→ **Job**
In the records that follow, show each line where the word "программам" is present.
═════ Input rows ═════
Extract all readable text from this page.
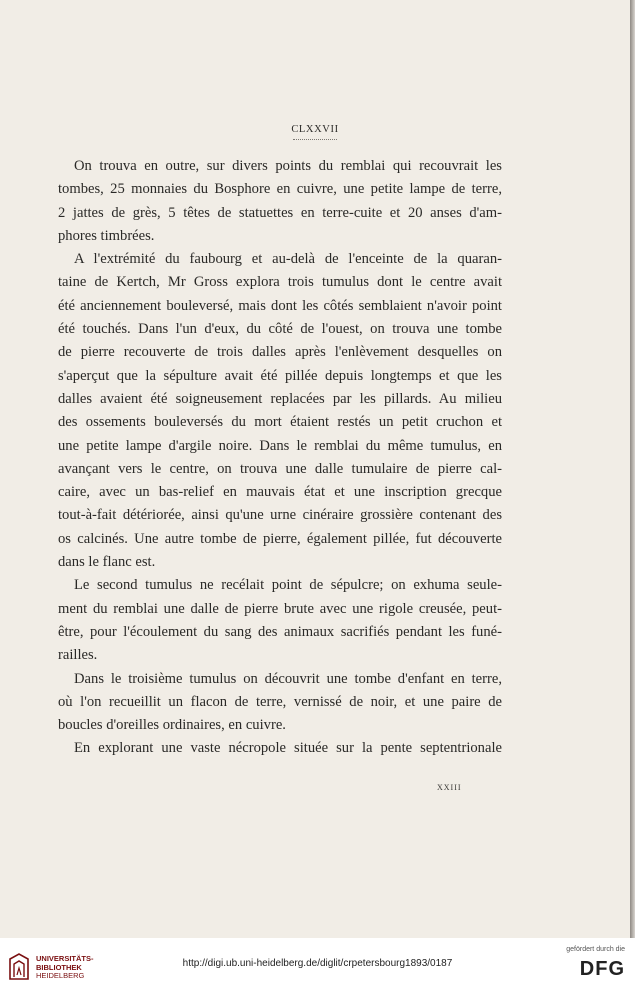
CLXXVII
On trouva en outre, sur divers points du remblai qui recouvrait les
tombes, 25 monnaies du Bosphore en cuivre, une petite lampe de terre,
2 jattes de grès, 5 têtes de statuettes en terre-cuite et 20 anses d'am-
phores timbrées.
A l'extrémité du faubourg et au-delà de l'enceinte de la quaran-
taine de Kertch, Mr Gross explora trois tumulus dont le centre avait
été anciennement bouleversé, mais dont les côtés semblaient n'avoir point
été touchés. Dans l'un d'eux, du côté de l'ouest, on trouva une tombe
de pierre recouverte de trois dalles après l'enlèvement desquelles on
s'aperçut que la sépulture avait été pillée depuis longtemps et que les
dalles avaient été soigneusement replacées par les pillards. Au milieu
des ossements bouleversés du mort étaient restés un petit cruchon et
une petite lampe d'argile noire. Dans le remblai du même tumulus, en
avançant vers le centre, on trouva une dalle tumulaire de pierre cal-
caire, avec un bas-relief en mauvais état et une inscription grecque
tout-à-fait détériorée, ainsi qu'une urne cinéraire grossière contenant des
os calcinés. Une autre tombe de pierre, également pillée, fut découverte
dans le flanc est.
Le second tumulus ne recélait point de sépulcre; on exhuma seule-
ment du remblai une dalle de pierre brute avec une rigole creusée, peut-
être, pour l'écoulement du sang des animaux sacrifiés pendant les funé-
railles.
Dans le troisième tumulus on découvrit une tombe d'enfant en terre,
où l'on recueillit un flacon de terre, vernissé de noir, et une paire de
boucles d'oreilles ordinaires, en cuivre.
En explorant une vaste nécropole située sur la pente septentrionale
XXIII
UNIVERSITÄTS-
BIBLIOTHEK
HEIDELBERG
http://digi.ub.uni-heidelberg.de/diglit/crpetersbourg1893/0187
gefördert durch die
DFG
═════
═════ Input rows ═════
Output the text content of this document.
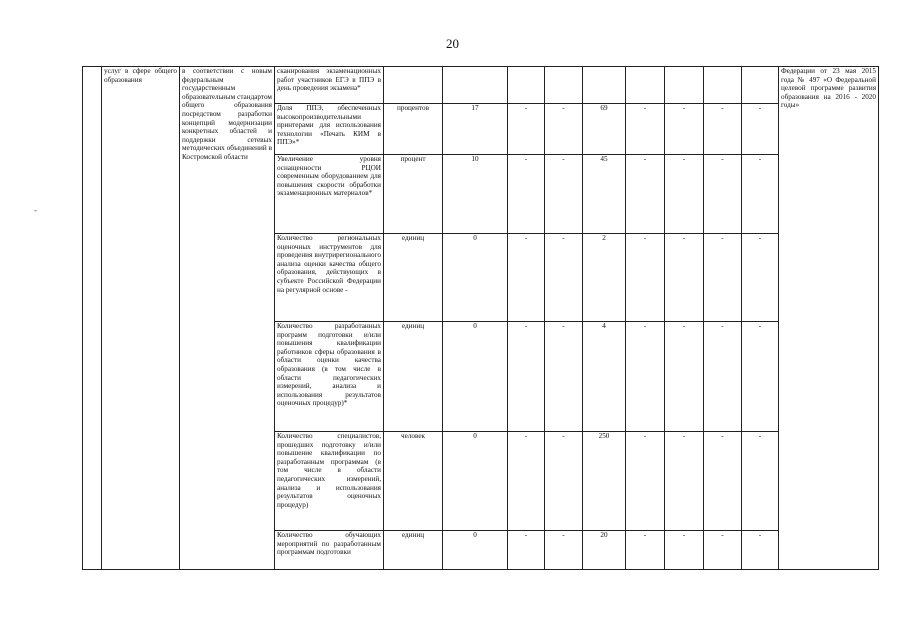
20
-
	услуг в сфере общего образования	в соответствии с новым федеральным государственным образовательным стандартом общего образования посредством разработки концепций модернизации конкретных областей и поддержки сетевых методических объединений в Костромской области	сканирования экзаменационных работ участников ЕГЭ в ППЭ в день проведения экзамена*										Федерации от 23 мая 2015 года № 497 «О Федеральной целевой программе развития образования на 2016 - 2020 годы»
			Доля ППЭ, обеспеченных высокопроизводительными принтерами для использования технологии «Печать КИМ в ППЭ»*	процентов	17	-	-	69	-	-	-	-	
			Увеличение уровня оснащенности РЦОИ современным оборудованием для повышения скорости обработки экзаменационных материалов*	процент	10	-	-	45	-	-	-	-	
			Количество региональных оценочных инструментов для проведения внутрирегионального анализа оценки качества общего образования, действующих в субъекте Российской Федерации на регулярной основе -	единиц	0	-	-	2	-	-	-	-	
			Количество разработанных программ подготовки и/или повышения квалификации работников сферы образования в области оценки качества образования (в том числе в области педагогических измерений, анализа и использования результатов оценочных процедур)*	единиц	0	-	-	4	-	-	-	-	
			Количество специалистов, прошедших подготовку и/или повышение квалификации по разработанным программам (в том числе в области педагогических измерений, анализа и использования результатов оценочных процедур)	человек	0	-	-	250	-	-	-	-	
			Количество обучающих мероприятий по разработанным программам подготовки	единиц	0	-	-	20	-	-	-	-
═════
→ **Final result**
			Количество специалистов, прошедших подготовку и/или повышение квалификации по разработанным программам (в том числе в области педагогических измерений, анализа и использования результатов оценочных процедур)	человек	0	-	-	250	-	-	-	-	
			Количество обучающих мероприятий по разработанным программам подготовки	единиц	0	-	-	20	-	-	-	-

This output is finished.